#### Excerpted data

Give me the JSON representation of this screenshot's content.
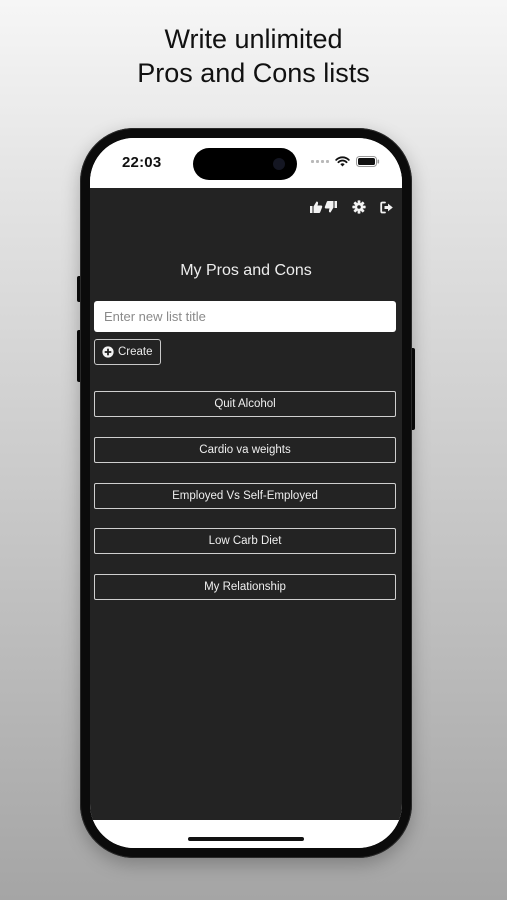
{
  "headline": {
    "line1": "Write unlimited",
    "line2": "Pros and Cons lists"
  },
  "status_bar": {
    "time": "22:03",
    "icons": [
      "cellular-signal-icon",
      "wifi-icon",
      "battery-icon"
    ]
  },
  "toolbar": {
    "icons": [
      "thumbs-up-down-icon",
      "gear-icon",
      "sign-out-icon"
    ]
  },
  "main": {
    "title": "My Pros and Cons",
    "new_list_placeholder": "Enter new list title",
    "new_list_value": "",
    "create_label": "Create",
    "lists": [
      {
        "label": "Quit Alcohol"
      },
      {
        "label": "Cardio va weights"
      },
      {
        "label": "Employed Vs Self-Employed"
      },
      {
        "label": "Low Carb Diet"
      },
      {
        "label": "My Relationship"
      }
    ]
  },
  "colors": {
    "app_background": "#232323",
    "text": "#efefef",
    "border": "#cfcfcf"
  }
}
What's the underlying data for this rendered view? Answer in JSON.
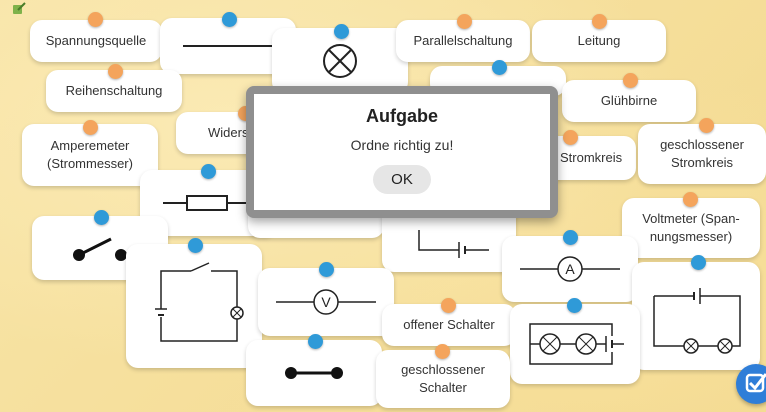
{
  "cards": {
    "spannungsquelle": "Spannungsquelle",
    "reihenschaltung": "Reihenschaltung",
    "amperemeter_line1": "Amperemeter",
    "amperemeter_line2": "(Strommesser)",
    "widerstand": "Widers",
    "parallelschaltung": "Parallelschaltung",
    "leitung": "Leitung",
    "gluehbirne": "Glühbirne",
    "stromkreis": "Stromkreis",
    "geschlossener_stromkreis_line1": "geschlossener",
    "geschlossener_stromkreis_line2": "Stromkreis",
    "voltmeter_line1": "Voltmeter (Span-",
    "voltmeter_line2": "nungsmesser)",
    "offener_schalter": "offener Schalter",
    "geschlossener_schalter_line1": "geschlossener",
    "geschlossener_schalter_line2": "Schalter"
  },
  "symbols": {
    "voltmeter_letter": "V",
    "amperemeter_letter": "A"
  },
  "modal": {
    "title": "Aufgabe",
    "message": "Ordne richtig zu!",
    "ok_label": "OK"
  },
  "colors": {
    "pin_orange": "#f4a45c",
    "pin_blue": "#2f9ad8",
    "check_button": "#2f7ed8",
    "background": "#f6e3a4"
  },
  "icons": {
    "check_button": "checkmark-icon",
    "app": "app-logo-icon"
  }
}
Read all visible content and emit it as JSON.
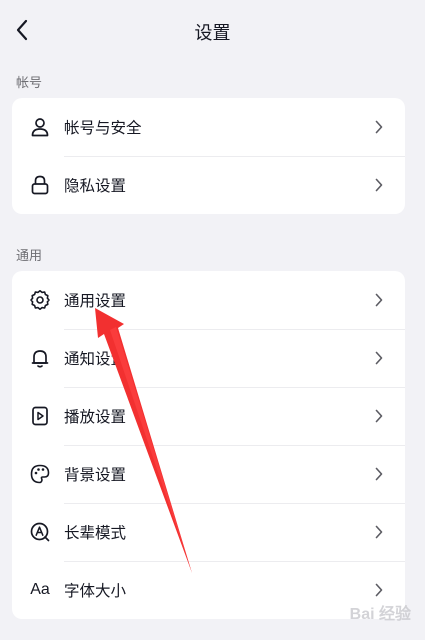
{
  "header": {
    "title": "设置",
    "back_icon": "chevron-left-icon"
  },
  "sections": [
    {
      "title": "帐号",
      "items": [
        {
          "label": "帐号与安全",
          "icon": "person-icon"
        },
        {
          "label": "隐私设置",
          "icon": "lock-icon"
        }
      ]
    },
    {
      "title": "通用",
      "items": [
        {
          "label": "通用设置",
          "icon": "gear-icon"
        },
        {
          "label": "通知设置",
          "icon": "bell-icon"
        },
        {
          "label": "播放设置",
          "icon": "play-icon"
        },
        {
          "label": "背景设置",
          "icon": "palette-icon"
        },
        {
          "label": "长辈模式",
          "icon": "elder-mode-icon"
        },
        {
          "label": "字体大小",
          "icon": "font-size-icon",
          "icon_text": "Aa"
        }
      ]
    }
  ],
  "annotation": {
    "arrow_color": "#f23030",
    "points_to": "通用设置"
  },
  "watermark": "Bai 经验"
}
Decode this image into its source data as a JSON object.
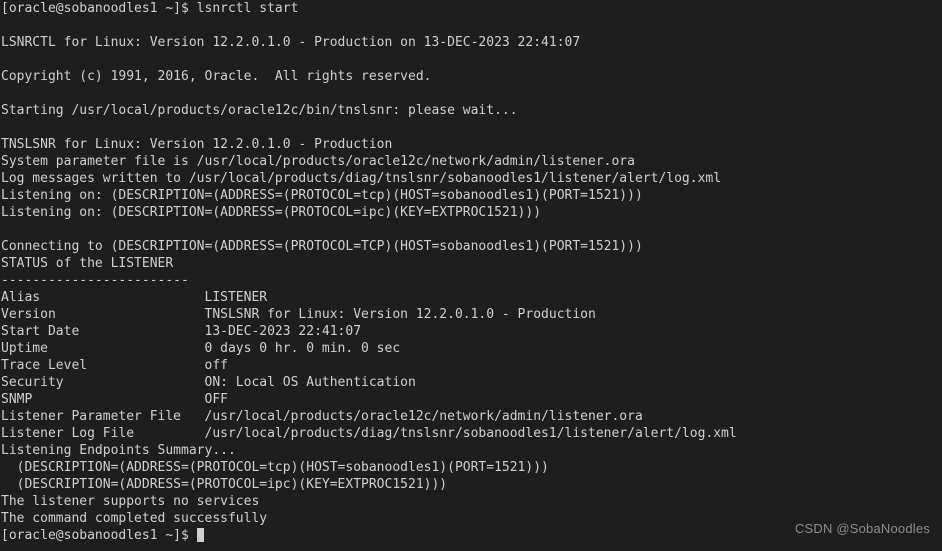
{
  "terminal": {
    "background_color": "#1e1e1e",
    "foreground_color": "#d0d0d0",
    "cursor_color": "#cfcfcf",
    "prompt": "[oracle@sobanoodles1 ~]$",
    "command": "lsnrctl start",
    "lines": [
      "[oracle@sobanoodles1 ~]$ lsnrctl start",
      "",
      "LSNRCTL for Linux: Version 12.2.0.1.0 - Production on 13-DEC-2023 22:41:07",
      "",
      "Copyright (c) 1991, 2016, Oracle.  All rights reserved.",
      "",
      "Starting /usr/local/products/oracle12c/bin/tnslsnr: please wait...",
      "",
      "TNSLSNR for Linux: Version 12.2.0.1.0 - Production",
      "System parameter file is /usr/local/products/oracle12c/network/admin/listener.ora",
      "Log messages written to /usr/local/products/diag/tnslsnr/sobanoodles1/listener/alert/log.xml",
      "Listening on: (DESCRIPTION=(ADDRESS=(PROTOCOL=tcp)(HOST=sobanoodles1)(PORT=1521)))",
      "Listening on: (DESCRIPTION=(ADDRESS=(PROTOCOL=ipc)(KEY=EXTPROC1521)))",
      "",
      "Connecting to (DESCRIPTION=(ADDRESS=(PROTOCOL=TCP)(HOST=sobanoodles1)(PORT=1521)))",
      "STATUS of the LISTENER",
      "------------------------",
      "Alias                     LISTENER",
      "Version                   TNSLSNR for Linux: Version 12.2.0.1.0 - Production",
      "Start Date                13-DEC-2023 22:41:07",
      "Uptime                    0 days 0 hr. 0 min. 0 sec",
      "Trace Level               off",
      "Security                  ON: Local OS Authentication",
      "SNMP                      OFF",
      "Listener Parameter File   /usr/local/products/oracle12c/network/admin/listener.ora",
      "Listener Log File         /usr/local/products/diag/tnslsnr/sobanoodles1/listener/alert/log.xml",
      "Listening Endpoints Summary...",
      "  (DESCRIPTION=(ADDRESS=(PROTOCOL=tcp)(HOST=sobanoodles1)(PORT=1521)))",
      "  (DESCRIPTION=(ADDRESS=(PROTOCOL=ipc)(KEY=EXTPROC1521)))",
      "The listener supports no services",
      "The command completed successfully"
    ],
    "final_prompt": "[oracle@sobanoodles1 ~]$ ",
    "status_table": {
      "separator": "------------------------",
      "rows": [
        {
          "label": "Alias",
          "value": "LISTENER"
        },
        {
          "label": "Version",
          "value": "TNSLSNR for Linux: Version 12.2.0.1.0 - Production"
        },
        {
          "label": "Start Date",
          "value": "13-DEC-2023 22:41:07"
        },
        {
          "label": "Uptime",
          "value": "0 days 0 hr. 0 min. 0 sec"
        },
        {
          "label": "Trace Level",
          "value": "off"
        },
        {
          "label": "Security",
          "value": "ON: Local OS Authentication"
        },
        {
          "label": "SNMP",
          "value": "OFF"
        },
        {
          "label": "Listener Parameter File",
          "value": "/usr/local/products/oracle12c/network/admin/listener.ora"
        },
        {
          "label": "Listener Log File",
          "value": "/usr/local/products/diag/tnslsnr/sobanoodles1/listener/alert/log.xml"
        }
      ]
    }
  },
  "watermark": {
    "text": "CSDN @SobaNoodles",
    "color": "#8c8c8c"
  }
}
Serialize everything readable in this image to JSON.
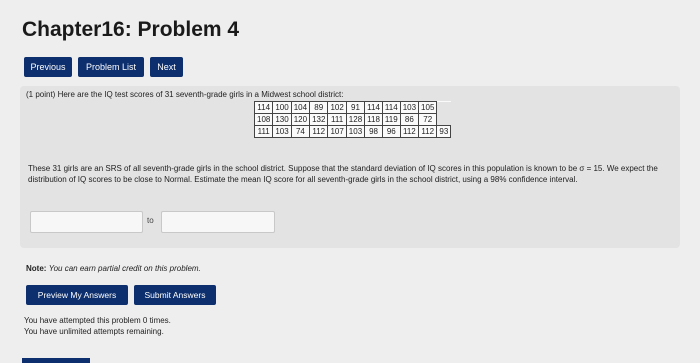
{
  "page": {
    "title": "Chapter16: Problem 4"
  },
  "nav": {
    "previous_label": "Previous",
    "problem_list_label": "Problem List",
    "next_label": "Next"
  },
  "problem": {
    "intro": "(1 point) Here are the IQ test scores of 31 seventh-grade girls in a Midwest school district:",
    "scores": [
      [
        "114",
        "100",
        "104",
        "89",
        "102",
        "91",
        "114",
        "114",
        "103",
        "105"
      ],
      [
        "108",
        "130",
        "120",
        "132",
        "111",
        "128",
        "118",
        "119",
        "86",
        "72"
      ],
      [
        "111",
        "103",
        "74",
        "112",
        "107",
        "103",
        "98",
        "96",
        "112",
        "112",
        "93"
      ]
    ],
    "paragraph": "These 31 girls are an SRS of all seventh-grade girls in the school district. Suppose that the standard deviation of IQ scores in this population is known to be σ = 15. We expect the distribution of IQ scores to be close to Normal. Estimate the mean IQ score for all seventh-grade girls in the school district, using a 98% confidence interval.",
    "to_label": "to",
    "lower_value": "",
    "upper_value": ""
  },
  "note": {
    "label": "Note:",
    "text": "You can earn partial credit on this problem."
  },
  "actions": {
    "preview_label": "Preview My Answers",
    "submit_label": "Submit Answers"
  },
  "status": {
    "attempted": "You have attempted this problem 0 times.",
    "remaining": "You have unlimited attempts remaining."
  }
}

########

▸ Task directions: Every line that holds the word "scores" should be extracted.

▸ Result of the task:
    "intro": "(1 point) Here are the IQ test scores of 31 seventh-grade girls in a Midwest school district:",
    "scores": [
    "paragraph": "These 31 girls are an SRS of all seventh-grade girls in the school district. Suppose that the standard deviation of IQ scores in this population is known to be σ = 15. We expect the distribution of IQ scores to be close to Normal. Estimate the mean IQ score for all seventh-grade girls in the school district, using a 98% confidence interval.",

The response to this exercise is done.